— START OF Extracted records —

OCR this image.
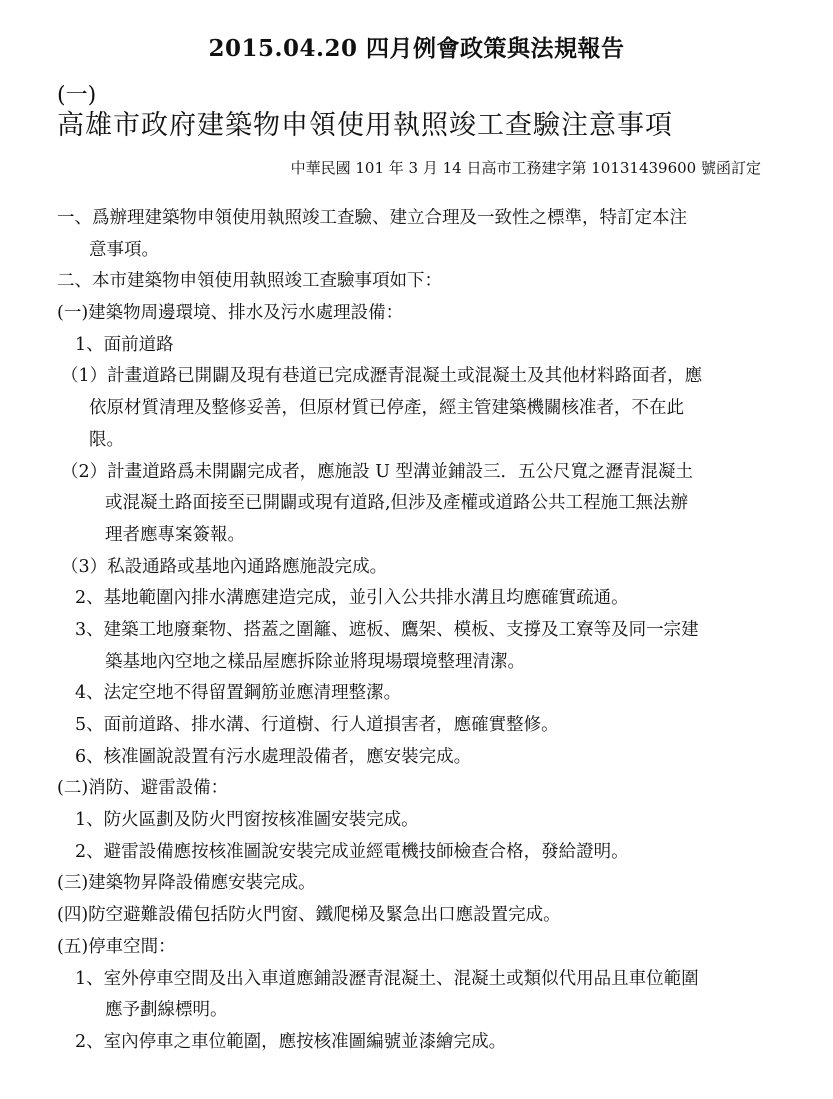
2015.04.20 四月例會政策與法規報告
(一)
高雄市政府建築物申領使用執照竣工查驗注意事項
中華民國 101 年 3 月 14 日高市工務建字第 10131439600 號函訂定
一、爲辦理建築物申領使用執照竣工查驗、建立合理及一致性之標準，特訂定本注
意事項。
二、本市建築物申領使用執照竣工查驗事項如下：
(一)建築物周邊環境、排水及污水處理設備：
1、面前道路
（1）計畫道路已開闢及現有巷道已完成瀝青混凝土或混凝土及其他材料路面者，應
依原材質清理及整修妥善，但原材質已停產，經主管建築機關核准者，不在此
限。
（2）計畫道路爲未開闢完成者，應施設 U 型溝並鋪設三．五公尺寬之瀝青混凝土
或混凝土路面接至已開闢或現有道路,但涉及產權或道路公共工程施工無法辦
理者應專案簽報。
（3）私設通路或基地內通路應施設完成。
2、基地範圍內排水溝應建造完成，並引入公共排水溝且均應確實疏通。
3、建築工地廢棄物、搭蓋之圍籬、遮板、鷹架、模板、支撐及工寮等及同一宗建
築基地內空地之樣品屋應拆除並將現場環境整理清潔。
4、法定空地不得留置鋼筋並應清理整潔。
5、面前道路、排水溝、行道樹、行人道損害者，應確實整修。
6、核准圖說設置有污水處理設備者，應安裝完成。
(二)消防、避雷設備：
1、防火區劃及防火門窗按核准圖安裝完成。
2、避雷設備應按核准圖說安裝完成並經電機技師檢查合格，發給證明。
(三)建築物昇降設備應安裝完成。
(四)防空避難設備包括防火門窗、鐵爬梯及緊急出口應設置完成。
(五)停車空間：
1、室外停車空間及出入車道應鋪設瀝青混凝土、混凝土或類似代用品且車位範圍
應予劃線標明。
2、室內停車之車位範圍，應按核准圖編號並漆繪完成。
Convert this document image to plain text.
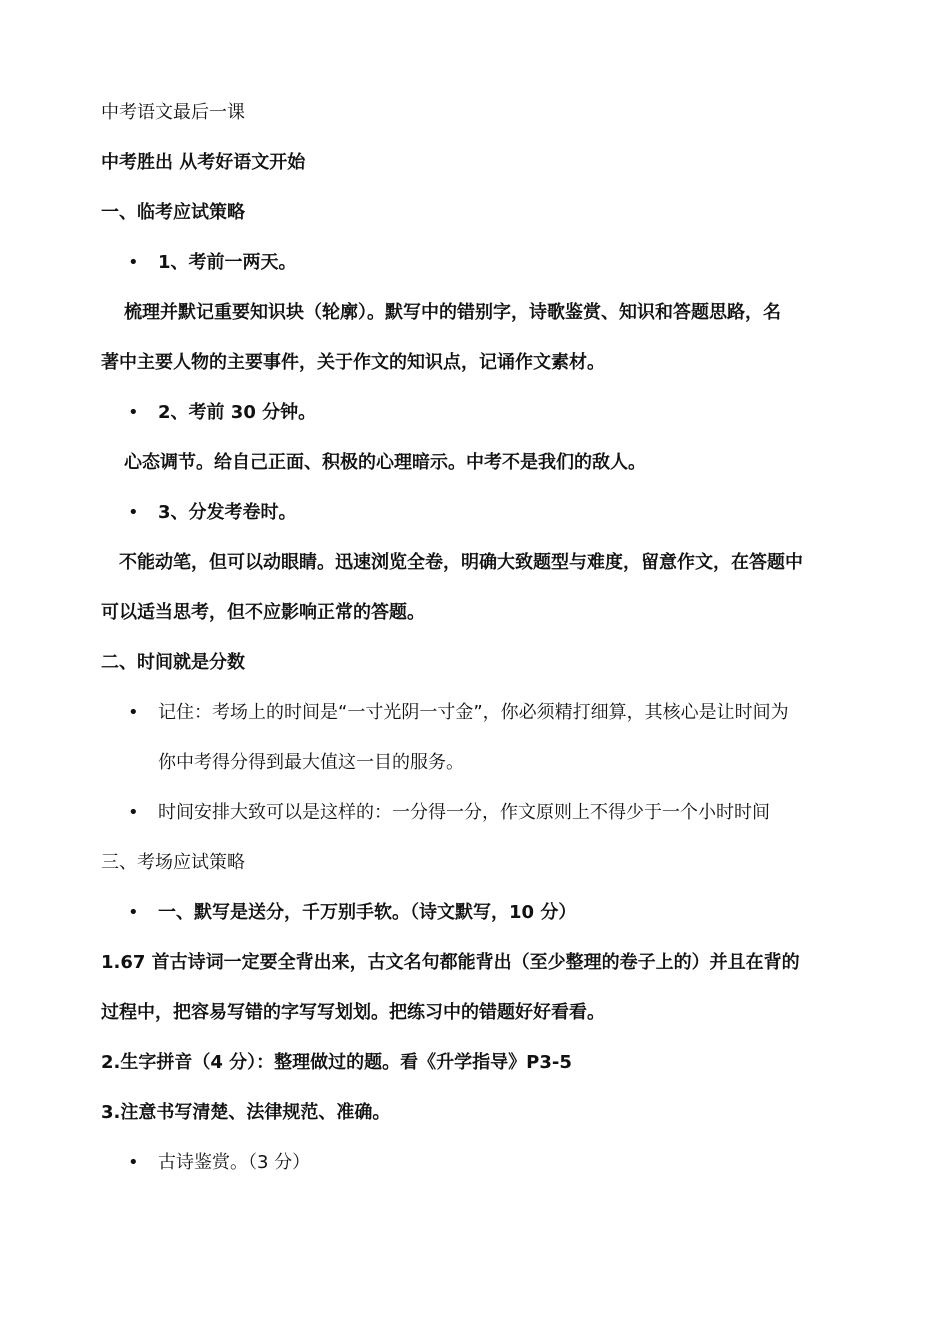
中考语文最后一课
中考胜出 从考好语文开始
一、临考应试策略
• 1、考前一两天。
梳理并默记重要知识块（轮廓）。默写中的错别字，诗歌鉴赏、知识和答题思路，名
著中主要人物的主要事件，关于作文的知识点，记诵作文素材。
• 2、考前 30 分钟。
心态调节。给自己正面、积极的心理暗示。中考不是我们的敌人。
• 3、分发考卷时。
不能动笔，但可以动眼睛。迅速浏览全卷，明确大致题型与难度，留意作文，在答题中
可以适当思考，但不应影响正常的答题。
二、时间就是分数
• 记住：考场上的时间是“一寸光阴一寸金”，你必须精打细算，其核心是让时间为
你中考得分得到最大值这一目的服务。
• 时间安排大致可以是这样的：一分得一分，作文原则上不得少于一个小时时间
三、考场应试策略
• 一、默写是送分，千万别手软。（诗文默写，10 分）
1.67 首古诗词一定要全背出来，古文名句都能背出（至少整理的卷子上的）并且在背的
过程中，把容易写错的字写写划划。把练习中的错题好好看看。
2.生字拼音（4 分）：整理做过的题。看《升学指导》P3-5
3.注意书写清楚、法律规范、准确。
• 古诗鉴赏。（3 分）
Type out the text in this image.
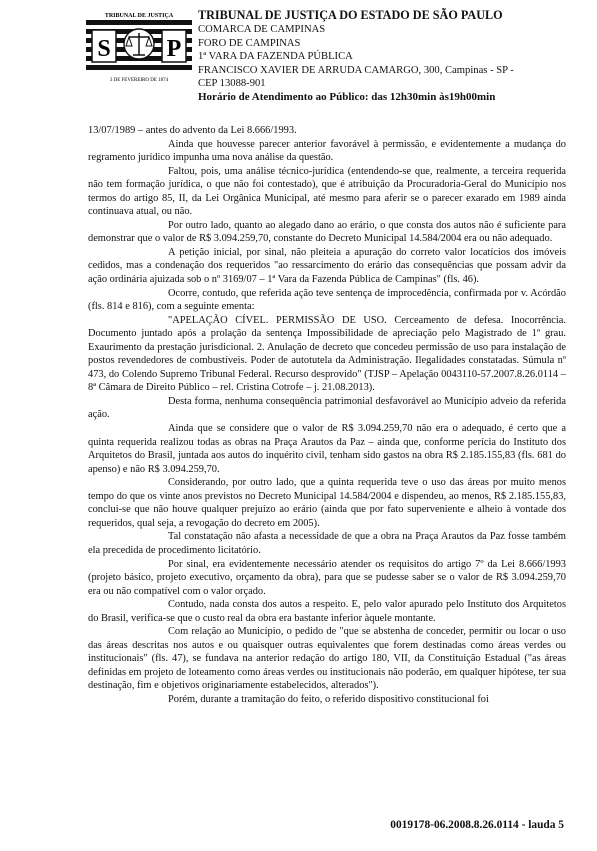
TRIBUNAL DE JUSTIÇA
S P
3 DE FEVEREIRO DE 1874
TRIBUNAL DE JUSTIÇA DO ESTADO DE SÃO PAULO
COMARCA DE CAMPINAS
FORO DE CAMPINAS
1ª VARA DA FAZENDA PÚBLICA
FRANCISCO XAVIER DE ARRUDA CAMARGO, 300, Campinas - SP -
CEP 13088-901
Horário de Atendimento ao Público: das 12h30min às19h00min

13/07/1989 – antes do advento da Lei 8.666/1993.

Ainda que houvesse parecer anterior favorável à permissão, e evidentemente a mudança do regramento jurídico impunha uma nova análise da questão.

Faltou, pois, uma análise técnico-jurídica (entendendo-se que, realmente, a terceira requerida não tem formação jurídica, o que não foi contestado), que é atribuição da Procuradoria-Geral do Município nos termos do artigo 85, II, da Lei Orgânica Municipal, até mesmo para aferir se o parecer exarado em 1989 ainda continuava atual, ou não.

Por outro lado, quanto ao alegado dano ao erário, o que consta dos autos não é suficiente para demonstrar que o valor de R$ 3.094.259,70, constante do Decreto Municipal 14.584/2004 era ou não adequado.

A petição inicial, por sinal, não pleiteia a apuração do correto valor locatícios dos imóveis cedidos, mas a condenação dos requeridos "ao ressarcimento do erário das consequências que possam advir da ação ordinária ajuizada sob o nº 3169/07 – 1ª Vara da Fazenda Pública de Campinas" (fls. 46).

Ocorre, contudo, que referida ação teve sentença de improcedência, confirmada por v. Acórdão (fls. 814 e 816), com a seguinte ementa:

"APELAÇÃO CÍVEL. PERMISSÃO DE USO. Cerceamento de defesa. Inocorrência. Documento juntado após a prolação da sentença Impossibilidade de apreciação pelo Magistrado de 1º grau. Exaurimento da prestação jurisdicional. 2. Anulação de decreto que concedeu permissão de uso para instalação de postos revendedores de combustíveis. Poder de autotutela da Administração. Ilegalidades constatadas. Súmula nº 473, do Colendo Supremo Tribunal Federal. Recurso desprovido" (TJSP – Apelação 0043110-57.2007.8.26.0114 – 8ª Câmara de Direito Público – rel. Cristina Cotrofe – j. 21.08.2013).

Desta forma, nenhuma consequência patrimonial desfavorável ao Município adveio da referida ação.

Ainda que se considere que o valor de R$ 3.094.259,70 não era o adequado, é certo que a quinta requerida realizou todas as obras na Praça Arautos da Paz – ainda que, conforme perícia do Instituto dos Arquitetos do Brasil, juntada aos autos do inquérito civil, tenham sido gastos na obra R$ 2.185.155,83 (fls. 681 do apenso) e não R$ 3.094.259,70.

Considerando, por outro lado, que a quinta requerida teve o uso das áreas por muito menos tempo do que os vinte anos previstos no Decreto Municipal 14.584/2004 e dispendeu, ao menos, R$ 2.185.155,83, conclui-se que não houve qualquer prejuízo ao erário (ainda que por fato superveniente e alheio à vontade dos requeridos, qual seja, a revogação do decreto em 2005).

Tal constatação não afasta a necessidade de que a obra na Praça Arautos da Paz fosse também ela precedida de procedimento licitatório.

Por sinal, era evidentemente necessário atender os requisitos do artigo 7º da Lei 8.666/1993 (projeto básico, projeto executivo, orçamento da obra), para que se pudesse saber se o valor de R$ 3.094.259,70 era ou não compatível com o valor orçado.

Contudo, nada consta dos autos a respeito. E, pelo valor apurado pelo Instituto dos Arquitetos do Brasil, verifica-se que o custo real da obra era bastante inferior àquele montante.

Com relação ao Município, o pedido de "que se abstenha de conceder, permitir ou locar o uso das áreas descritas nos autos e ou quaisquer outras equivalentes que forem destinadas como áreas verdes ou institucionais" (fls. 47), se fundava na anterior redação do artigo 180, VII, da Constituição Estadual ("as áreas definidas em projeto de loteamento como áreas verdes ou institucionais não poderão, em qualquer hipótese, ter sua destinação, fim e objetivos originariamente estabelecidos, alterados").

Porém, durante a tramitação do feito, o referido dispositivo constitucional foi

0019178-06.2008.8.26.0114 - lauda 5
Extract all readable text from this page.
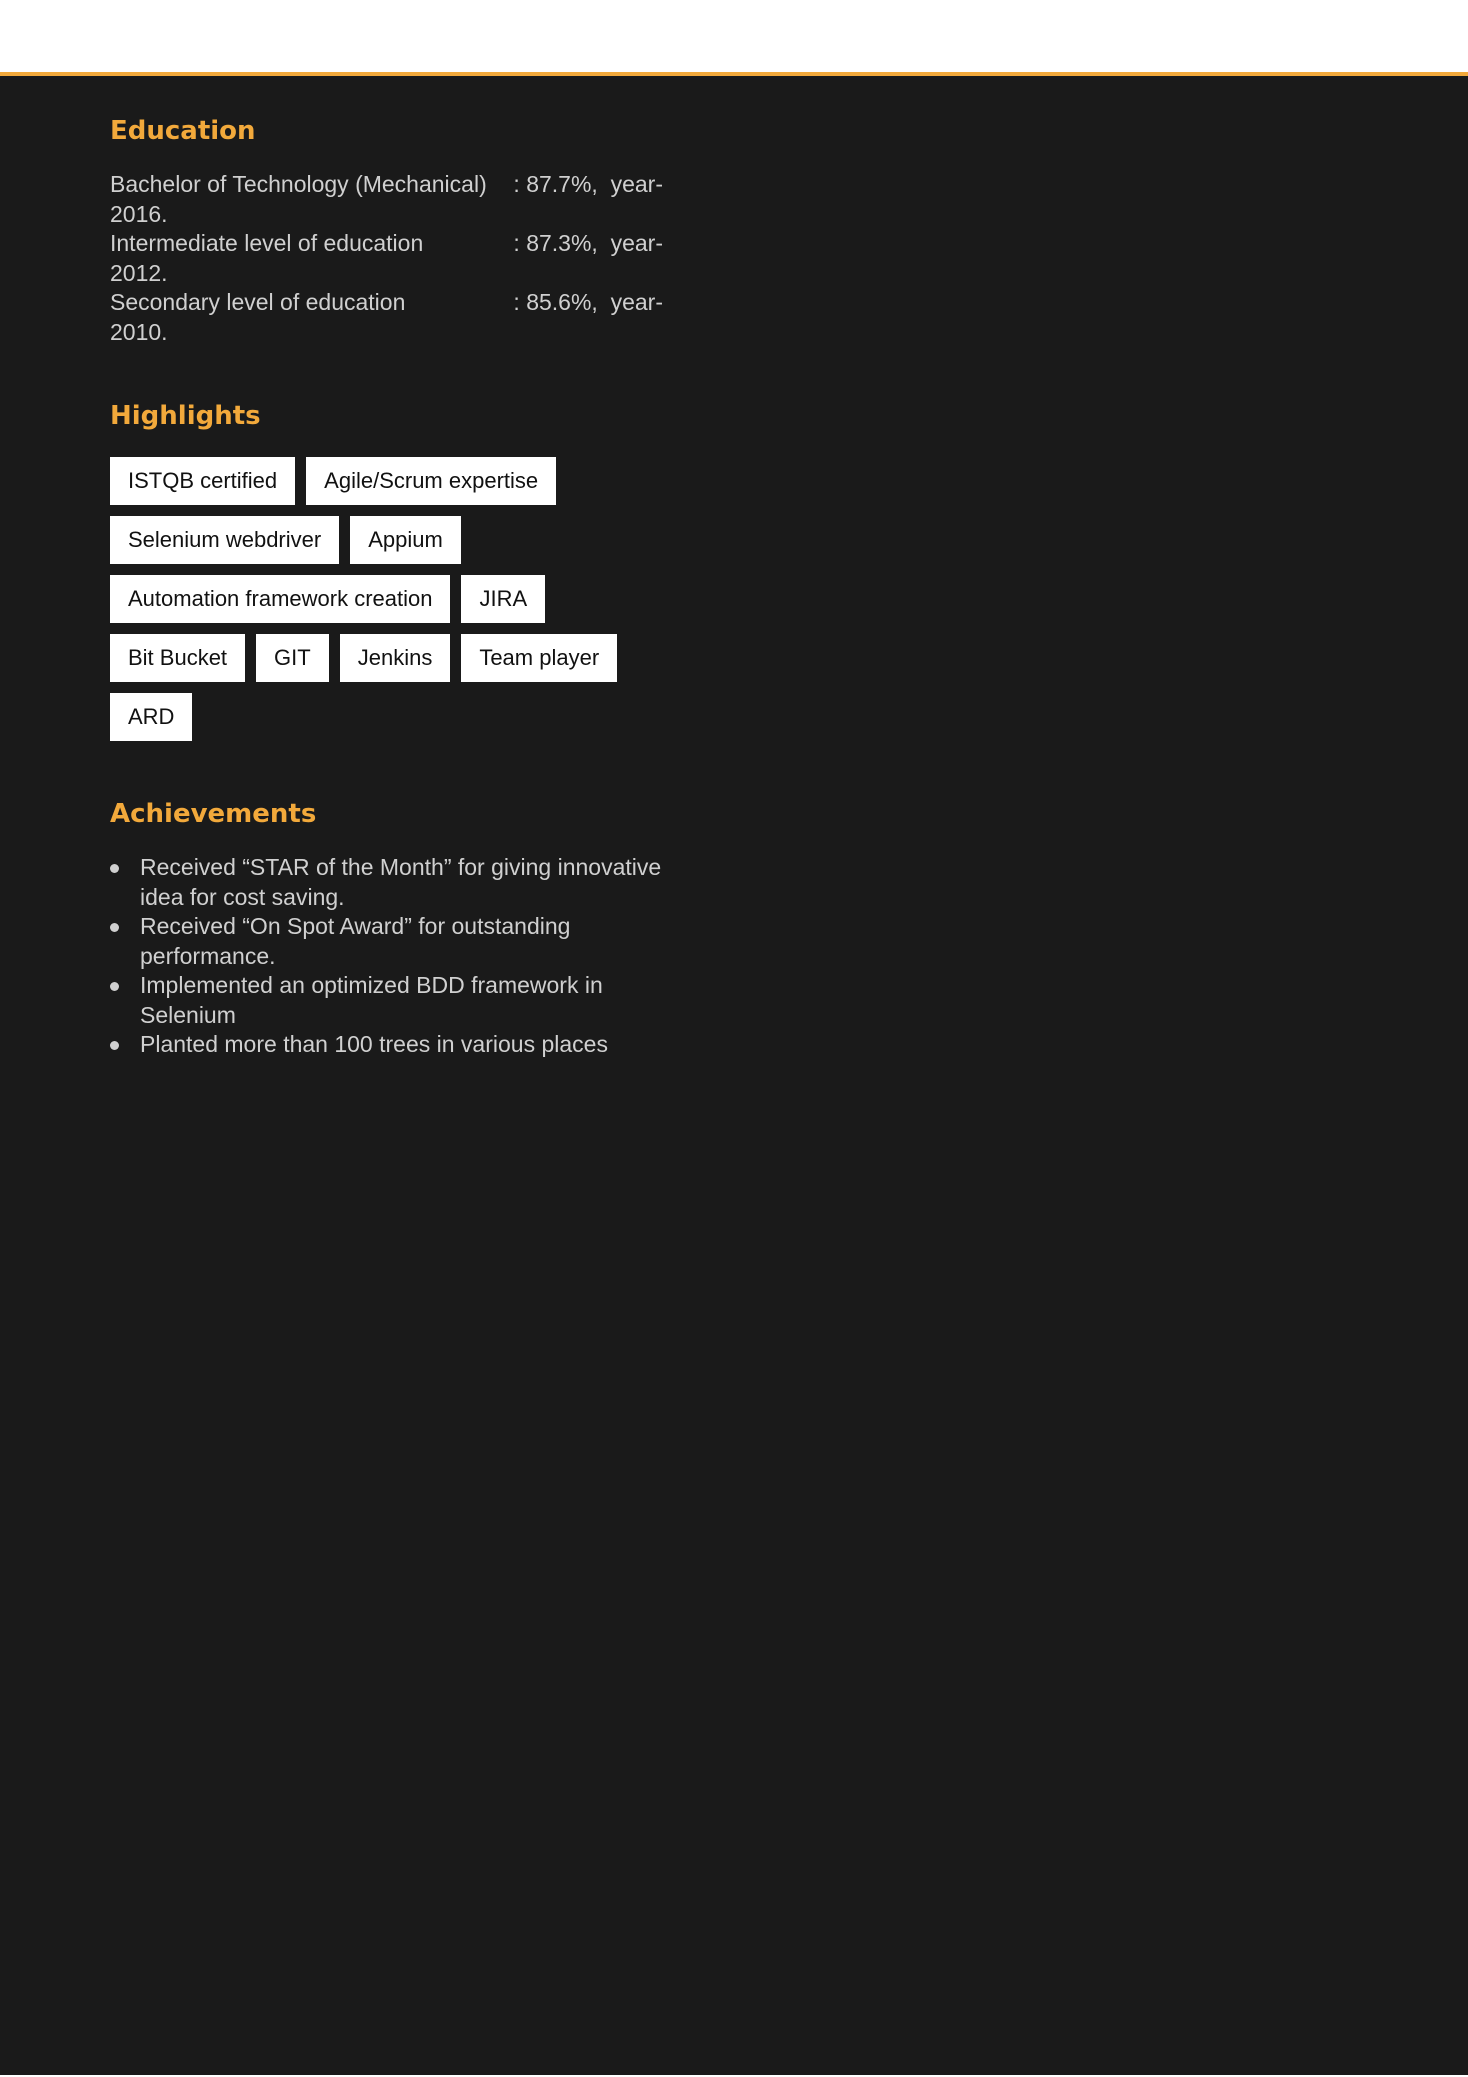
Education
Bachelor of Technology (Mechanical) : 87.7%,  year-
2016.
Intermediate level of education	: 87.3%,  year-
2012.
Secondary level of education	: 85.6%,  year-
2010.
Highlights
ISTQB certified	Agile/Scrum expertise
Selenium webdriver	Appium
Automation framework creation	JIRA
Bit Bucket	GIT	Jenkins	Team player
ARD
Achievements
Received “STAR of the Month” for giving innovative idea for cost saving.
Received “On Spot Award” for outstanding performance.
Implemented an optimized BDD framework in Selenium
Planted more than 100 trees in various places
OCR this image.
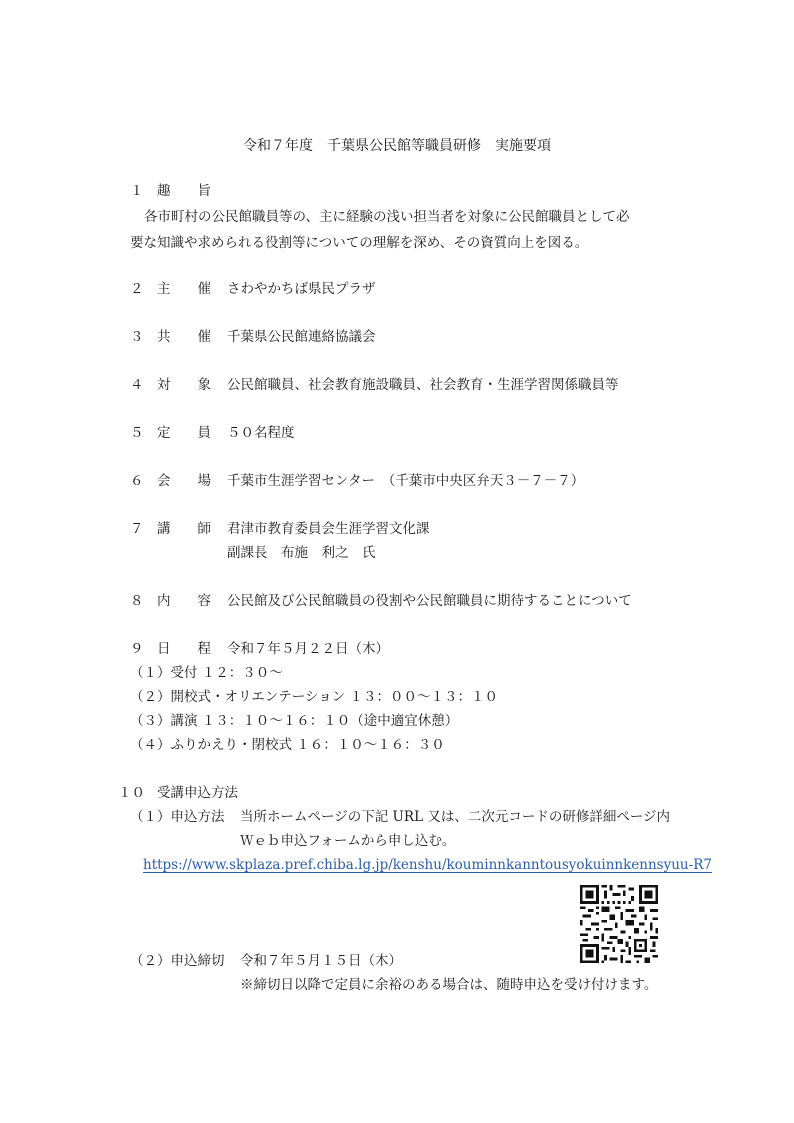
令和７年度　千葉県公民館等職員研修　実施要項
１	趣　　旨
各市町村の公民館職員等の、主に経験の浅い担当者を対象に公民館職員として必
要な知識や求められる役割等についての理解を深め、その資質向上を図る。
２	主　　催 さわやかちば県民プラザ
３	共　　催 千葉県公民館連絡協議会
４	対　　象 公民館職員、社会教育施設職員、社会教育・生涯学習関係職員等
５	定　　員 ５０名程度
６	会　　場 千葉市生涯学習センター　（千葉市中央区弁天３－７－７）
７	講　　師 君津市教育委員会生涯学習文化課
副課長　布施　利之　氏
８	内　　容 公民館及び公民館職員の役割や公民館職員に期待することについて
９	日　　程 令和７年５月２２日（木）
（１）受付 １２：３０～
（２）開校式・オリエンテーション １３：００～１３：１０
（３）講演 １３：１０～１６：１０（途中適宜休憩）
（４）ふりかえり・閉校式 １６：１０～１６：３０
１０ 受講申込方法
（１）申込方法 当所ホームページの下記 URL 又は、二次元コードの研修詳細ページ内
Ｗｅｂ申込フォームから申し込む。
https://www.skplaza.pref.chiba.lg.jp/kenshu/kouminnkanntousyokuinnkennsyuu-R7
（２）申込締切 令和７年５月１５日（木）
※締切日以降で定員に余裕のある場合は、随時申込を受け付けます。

— END OF Extracted records —

**Exercise task:** Of the lines in the data, how many contain the word "análise"? Provide the number and nothing further.

**Final result:** 2